Lines that include the word "farm" are the ones to copy.

Start of Dataset rows

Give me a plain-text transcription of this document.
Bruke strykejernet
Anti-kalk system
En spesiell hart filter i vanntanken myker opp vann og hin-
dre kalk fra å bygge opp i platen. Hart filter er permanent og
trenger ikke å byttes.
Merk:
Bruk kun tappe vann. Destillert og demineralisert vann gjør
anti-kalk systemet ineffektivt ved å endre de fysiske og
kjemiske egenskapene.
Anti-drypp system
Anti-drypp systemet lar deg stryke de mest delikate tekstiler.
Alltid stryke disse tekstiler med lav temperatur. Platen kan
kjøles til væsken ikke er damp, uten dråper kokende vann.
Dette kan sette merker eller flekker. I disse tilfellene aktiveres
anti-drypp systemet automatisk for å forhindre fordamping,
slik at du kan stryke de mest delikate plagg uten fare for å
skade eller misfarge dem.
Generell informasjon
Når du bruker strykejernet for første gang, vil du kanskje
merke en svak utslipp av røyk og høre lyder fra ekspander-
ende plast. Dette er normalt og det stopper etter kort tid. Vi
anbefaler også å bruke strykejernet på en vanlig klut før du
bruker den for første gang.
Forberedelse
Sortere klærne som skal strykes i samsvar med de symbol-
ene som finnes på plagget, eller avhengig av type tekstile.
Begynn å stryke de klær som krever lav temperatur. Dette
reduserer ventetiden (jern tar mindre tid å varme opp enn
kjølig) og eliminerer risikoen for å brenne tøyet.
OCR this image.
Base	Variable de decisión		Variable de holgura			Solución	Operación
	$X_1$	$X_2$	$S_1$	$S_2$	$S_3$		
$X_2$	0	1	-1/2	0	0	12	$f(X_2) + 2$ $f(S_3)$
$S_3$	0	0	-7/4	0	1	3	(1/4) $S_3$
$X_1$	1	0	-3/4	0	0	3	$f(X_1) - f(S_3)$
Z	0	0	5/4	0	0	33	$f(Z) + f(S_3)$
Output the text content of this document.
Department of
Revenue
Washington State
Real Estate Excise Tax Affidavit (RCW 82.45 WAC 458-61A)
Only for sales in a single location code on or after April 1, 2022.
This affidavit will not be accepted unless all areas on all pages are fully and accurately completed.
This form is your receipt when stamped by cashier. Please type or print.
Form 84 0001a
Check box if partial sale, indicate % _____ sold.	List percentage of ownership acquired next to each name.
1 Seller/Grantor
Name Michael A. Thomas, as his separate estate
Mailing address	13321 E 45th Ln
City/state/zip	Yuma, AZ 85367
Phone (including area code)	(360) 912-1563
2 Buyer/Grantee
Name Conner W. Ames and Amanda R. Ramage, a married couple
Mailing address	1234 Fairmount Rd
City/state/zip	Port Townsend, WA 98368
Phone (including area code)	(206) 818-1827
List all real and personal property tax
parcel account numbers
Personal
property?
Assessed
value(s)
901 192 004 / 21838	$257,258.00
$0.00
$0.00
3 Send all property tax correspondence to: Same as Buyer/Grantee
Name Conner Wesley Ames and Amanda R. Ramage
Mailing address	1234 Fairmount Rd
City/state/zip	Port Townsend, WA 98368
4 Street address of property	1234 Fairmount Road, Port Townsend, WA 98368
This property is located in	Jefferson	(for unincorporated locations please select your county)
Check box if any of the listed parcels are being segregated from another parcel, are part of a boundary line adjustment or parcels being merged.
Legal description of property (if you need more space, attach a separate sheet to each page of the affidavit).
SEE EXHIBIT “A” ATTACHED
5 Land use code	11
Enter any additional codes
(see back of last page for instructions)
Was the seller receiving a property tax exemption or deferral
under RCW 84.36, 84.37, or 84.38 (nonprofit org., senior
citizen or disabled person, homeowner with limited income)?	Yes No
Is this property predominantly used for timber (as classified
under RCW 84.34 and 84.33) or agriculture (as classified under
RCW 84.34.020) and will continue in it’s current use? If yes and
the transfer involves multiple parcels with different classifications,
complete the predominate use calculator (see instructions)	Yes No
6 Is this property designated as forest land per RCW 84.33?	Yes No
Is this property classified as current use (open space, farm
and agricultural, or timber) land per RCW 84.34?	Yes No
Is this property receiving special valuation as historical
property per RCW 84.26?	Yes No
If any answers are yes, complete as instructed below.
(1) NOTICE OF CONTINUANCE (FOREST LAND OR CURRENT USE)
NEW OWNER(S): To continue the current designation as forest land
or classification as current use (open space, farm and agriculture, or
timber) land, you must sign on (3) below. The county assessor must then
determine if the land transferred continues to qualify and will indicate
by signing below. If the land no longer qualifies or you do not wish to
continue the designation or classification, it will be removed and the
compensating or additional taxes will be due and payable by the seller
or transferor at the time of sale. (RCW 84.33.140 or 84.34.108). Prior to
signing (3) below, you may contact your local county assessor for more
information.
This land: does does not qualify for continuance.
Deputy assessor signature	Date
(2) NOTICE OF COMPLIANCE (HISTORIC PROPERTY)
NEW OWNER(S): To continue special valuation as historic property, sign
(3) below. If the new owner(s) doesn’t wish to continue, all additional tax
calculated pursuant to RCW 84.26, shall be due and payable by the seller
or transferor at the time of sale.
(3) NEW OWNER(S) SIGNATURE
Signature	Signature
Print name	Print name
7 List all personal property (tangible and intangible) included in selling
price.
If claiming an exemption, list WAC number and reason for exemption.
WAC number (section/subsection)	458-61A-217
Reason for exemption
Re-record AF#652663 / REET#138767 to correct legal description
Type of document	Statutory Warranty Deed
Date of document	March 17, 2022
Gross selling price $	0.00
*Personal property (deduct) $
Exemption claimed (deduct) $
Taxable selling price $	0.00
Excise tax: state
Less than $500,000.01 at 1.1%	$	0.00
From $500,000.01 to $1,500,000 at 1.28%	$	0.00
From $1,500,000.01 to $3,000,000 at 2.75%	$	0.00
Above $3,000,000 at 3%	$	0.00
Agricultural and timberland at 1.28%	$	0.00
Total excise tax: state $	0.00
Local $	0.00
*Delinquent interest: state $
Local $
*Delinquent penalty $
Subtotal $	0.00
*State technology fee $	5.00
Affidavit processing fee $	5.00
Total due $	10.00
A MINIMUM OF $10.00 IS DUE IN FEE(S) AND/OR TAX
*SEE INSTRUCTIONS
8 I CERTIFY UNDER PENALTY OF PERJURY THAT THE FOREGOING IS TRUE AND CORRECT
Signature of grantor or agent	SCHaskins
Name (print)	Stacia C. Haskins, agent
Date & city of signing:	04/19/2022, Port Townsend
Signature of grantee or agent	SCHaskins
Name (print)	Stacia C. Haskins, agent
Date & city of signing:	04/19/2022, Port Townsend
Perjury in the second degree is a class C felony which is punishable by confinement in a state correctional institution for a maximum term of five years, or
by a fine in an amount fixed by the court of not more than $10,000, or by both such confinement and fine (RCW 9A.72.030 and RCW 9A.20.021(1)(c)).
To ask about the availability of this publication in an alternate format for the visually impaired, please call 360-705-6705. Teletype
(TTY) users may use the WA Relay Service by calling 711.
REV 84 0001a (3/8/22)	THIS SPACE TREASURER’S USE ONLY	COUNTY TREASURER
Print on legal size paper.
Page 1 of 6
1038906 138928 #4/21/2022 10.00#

End of Dataset rows

§ **Response to the task**:
Is this property classified as current use (open space, farm
or classification as current use (open space, farm and agriculture, or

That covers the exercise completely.